Records from a collection

/---

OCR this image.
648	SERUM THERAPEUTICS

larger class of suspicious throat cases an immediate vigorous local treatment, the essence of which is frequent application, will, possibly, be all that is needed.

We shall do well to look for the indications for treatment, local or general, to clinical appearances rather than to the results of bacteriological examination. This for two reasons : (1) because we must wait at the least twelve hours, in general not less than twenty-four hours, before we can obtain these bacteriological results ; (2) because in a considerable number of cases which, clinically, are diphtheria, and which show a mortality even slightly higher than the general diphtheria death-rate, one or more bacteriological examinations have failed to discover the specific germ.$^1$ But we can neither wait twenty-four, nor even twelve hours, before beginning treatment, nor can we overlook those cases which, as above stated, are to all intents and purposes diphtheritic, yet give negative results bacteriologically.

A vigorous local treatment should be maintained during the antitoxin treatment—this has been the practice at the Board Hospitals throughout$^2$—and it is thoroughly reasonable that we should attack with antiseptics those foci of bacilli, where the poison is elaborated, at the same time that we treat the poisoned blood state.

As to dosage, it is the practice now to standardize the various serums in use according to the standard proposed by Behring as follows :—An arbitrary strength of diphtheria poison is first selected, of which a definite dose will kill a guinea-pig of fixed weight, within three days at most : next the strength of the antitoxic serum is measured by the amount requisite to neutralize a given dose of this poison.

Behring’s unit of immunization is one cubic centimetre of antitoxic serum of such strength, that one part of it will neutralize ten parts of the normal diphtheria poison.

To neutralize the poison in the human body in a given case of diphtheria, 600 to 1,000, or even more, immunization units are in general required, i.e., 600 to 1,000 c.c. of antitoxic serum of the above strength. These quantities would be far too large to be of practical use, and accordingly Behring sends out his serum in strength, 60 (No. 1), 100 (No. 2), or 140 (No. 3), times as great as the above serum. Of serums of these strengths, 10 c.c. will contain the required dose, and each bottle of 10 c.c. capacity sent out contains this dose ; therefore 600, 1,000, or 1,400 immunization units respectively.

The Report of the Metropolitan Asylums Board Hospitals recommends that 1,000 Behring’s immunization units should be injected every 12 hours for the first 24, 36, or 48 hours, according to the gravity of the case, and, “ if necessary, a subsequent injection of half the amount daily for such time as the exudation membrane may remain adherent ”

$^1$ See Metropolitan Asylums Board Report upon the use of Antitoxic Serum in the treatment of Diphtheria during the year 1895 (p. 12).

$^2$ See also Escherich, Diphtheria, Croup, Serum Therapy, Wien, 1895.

\---

» **Aim of the task**:
An unaltered transcription of all the data above is needed.

» **Your response**:
OCR this image.
648	SERUM THERAPEUTICS

larger class of suspicious throat cases an immediate vigorous local treatment, the essence of which is frequent application, will, possibly, be all that is needed.

We shall do well to look for the indications for treatment, local or general, to clinical appearances rather than to the results of bacteriological examination. This for two reasons : (1) because we must wait at the least twelve hours, in general not less than twenty-four hours, before we can obtain these bacteriological results ; (2) because in a considerable number of cases which, clinically, are diphtheria, and which show a mortality even slightly higher than the general diphtheria death-rate, one or more bacteriological examinations have failed to discover the specific germ.$^1$ But we can neither wait twenty-four, nor even twelve hours, before beginning treatment, nor can we overlook those cases which, as above stated, are to all intents and purposes diphtheritic, yet give negative results bacteriologically.

A vigorous local treatment should be maintained during the antitoxin treatment—this has been the practice at the Board Hospitals throughout$^2$—and it is thoroughly reasonable that we should attack with antiseptics those foci of bacilli, where the poison is elaborated, at the same time that we treat the poisoned blood state.

As to dosage, it is the practice now to standardize the various serums in use according to the standard proposed by Behring as follows :—An arbitrary strength of diphtheria poison is first selected, of which a definite dose will kill a guinea-pig of fixed weight, within three days at most : next the strength of the antitoxic serum is measured by the amount requisite to neutralize a given dose of this poison.

Behring’s unit of immunization is one cubic centimetre of antitoxic serum of such strength, that one part of it will neutralize ten parts of the normal diphtheria poison.

To neutralize the poison in the human body in a given case of diphtheria, 600 to 1,000, or even more, immunization units are in general required, i.e., 600 to 1,000 c.c. of antitoxic serum of the above strength. These quantities would be far too large to be of practical use, and accordingly Behring sends out his serum in strength, 60 (No. 1), 100 (No. 2), or 140 (No. 3), times as great as the above serum. Of serums of these strengths, 10 c.c. will contain the required dose, and each bottle of 10 c.c. capacity sent out contains this dose ; therefore 600, 1,000, or 1,400 immunization units respectively.

The Report of the Metropolitan Asylums Board Hospitals recommends that 1,000 Behring’s immunization units should be injected every 12 hours for the first 24, 36, or 48 hours, according to the gravity of the case, and, “ if necessary, a subsequent injection of half the amount daily for such time as the exudation membrane may remain adherent ”

$^1$ See Metropolitan Asylums Board Report upon the use of Antitoxic Serum in the treatment of Diphtheria during the year 1895 (p. 12).

$^2$ See also Escherich, Diphtheria, Croup, Serum Therapy, Wien, 1895.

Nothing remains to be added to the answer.